Balloon atrial septostomy - A special procedure used during heart catheterization to improve the body's oxygen supply in babies with transposition of the great arteries. It enlarges the atrial opening and helps the baby by reducing the cyanosis (blueness).

Balloon valvuloplasty - A procedure in which a special catheter (a tube introduced into a blood vessel and threaded to the heart) containing a deflated balloon is inserted into the opening of a narrowed heart valve. When the balloon is inflated, the valve is stretched open; then the balloon is removed. The procedure is used with favourable results to improve blood flow in pulmonary stenosis. It is also used in some cases of aortic stenosis, coarctation of the aorta and other blood vessel narrowings, where the long-term results are still being studied.

Stent Procedure - This procedure often accompanies a Balloon Valvuloplasty (described above). An expandable stainless steel wire cylinder is inserted across a stenosis (narrowing) inside the heart or blood vessel. It is designed to open up the narrowing and to keep it from re-narrowing. This is a new technique which can usually be carried out at cardiac catheterization, thus avoiding conventional open surgery. The long term results are being assessed.

Directions -
1. Copy the heart procedures text between "Balloon atrial septostomy" and "still being studied.", inclusive.
2. Carry the heart procedures text forward from its last sentence.

Records in a dataset

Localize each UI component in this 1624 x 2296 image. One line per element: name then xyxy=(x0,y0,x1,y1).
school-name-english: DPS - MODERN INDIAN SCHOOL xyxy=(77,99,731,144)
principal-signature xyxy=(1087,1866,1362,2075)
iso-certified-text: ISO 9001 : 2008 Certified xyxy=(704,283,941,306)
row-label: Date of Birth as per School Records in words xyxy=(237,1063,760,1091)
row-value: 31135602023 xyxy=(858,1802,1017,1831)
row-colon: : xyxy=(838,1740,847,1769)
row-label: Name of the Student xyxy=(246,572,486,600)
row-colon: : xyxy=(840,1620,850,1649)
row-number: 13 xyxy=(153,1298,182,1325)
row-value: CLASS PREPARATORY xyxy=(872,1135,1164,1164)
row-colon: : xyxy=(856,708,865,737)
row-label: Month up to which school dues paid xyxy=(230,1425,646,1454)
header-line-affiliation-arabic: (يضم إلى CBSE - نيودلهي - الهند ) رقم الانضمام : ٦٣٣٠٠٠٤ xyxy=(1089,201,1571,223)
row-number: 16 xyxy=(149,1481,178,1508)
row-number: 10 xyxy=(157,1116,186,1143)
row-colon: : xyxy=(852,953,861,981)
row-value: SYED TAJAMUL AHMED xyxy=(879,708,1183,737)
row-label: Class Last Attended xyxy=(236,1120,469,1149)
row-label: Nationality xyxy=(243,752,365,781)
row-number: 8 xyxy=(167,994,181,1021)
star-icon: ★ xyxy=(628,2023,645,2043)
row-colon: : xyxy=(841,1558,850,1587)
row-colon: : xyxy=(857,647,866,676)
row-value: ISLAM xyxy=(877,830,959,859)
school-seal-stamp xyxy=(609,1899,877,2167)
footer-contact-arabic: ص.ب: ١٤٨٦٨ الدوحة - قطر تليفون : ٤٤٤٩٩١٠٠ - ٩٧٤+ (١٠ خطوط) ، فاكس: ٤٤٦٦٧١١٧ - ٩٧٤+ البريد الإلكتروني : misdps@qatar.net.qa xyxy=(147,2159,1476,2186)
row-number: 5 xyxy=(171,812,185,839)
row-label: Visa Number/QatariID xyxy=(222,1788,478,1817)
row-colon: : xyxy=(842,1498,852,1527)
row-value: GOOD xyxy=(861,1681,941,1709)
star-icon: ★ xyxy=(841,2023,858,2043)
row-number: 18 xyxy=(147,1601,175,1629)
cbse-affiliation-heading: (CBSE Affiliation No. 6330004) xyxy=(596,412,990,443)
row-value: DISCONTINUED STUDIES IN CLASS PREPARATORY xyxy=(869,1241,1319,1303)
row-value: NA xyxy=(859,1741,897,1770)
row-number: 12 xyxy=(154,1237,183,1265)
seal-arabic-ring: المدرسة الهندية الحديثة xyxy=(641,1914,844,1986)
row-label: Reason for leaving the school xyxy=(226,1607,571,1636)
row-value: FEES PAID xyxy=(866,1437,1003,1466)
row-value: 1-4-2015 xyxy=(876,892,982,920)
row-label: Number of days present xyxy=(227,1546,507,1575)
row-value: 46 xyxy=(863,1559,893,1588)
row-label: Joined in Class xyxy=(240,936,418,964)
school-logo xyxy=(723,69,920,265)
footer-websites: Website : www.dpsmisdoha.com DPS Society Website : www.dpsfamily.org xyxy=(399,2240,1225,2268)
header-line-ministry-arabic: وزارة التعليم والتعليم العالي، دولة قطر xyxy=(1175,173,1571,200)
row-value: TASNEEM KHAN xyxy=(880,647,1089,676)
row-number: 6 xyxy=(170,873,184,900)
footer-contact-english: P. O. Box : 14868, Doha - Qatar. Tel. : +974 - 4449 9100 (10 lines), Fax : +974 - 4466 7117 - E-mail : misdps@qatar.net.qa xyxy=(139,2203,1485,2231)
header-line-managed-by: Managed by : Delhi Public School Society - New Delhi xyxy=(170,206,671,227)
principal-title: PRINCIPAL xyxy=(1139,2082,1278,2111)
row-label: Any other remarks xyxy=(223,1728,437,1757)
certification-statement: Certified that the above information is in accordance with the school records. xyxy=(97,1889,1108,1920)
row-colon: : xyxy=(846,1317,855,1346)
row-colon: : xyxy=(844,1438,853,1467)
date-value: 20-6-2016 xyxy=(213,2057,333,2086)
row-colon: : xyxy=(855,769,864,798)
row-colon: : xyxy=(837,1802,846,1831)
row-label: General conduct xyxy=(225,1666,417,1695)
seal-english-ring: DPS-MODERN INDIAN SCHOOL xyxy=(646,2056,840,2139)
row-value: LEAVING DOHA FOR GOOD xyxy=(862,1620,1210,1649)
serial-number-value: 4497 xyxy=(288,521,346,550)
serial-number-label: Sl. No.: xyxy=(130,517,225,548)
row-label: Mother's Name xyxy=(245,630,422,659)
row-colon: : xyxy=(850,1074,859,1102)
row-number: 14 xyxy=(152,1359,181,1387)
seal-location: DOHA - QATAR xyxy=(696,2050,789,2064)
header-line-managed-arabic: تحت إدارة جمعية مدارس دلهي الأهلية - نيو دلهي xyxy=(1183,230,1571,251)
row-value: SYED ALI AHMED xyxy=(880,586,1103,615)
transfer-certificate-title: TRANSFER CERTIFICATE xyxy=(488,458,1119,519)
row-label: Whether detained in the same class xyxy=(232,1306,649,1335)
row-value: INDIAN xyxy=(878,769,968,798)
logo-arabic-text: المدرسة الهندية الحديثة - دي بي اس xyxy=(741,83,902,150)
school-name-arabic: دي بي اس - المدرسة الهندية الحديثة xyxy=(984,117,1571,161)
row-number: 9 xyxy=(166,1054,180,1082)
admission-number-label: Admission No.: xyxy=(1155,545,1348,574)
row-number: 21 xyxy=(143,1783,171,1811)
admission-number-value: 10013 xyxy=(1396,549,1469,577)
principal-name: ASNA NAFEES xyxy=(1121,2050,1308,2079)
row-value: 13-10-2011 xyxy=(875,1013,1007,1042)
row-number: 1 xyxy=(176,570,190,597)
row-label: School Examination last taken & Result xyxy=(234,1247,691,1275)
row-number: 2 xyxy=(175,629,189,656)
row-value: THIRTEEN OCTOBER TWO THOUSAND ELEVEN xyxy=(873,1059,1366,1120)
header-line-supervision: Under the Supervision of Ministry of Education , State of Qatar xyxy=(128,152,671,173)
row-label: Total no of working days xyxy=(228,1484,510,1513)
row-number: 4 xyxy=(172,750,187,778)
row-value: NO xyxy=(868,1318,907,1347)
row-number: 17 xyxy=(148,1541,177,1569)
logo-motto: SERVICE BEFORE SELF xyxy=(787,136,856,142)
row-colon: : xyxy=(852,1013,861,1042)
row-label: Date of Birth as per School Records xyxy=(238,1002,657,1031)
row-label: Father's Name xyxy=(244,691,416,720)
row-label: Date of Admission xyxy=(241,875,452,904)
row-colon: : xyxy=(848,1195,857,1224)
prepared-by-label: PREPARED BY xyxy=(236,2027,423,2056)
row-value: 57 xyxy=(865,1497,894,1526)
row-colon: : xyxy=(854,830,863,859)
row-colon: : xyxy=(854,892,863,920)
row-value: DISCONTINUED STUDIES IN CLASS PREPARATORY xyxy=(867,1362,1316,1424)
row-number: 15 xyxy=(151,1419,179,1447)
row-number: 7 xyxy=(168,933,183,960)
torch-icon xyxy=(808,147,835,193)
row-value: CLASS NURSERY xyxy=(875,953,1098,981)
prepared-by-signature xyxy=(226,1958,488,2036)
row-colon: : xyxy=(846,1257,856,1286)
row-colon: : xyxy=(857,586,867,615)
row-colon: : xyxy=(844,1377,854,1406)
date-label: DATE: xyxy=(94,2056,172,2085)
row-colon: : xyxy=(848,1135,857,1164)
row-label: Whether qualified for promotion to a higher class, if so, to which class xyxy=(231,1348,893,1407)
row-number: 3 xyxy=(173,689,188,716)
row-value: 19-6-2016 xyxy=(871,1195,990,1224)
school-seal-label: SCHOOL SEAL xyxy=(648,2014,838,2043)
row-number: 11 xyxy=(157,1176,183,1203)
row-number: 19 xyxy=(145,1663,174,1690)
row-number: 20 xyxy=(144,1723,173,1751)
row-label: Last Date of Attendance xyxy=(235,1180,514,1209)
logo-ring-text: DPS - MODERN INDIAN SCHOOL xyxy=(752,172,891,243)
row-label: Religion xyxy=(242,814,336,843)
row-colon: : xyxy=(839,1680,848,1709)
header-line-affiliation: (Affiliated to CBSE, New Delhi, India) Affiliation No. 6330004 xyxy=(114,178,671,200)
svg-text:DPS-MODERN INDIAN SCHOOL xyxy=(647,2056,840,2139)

Results in order -
1.
Balloon atrial septostomy - A special procedure used during heart catheterization to improve the body's oxygen supply in babies with transposition of the great arteries. It enlarges the atrial opening and helps the baby by reducing the cyanosis (blueness).

Balloon valvuloplasty - A procedure in which a special catheter (a tube introduced into a blood vessel and threaded to the heart) containing a deflated balloon is inserted into the opening of a narrowed heart valve. When the balloon is inflated, the valve is stretched open; then the balloon is removed. The procedure is used with favourable results to improve blood flow in pulmonary stenosis. It is also used in some cases of aortic stenosis, coarctation of the aorta and other blood vessel narrowings, where the long-term results are still being studied.

2.
Device Closure - PDA or ASD - Recent technological developments have allowed cardiologists to perform some procedures in the cardiac catheterization laboratory, which previously required conventional surgery. A variety of plugs or coils are now available designed specifically to close these septal defects. A catheter (a hollow soft plastic tube) is inserted into a vein or artery in the leg and advanced to the heart, as with conventional cardiac catheterization. Through the catheter, a collapsible coil or plug is placed across the defect, thus repairing it. When the doctor is satisfied that it is the correct place, the device is detached. The body then begins the process of covering over the device with its own natural lining (endothelium). Often, the child can go home the following day.

Again, it is important to emphasise that a) although these appear to be exciting advances, the techniques are new and doctors will need to study the long term results; b) not all children with a PDA or ASD will be suitable for these procedures.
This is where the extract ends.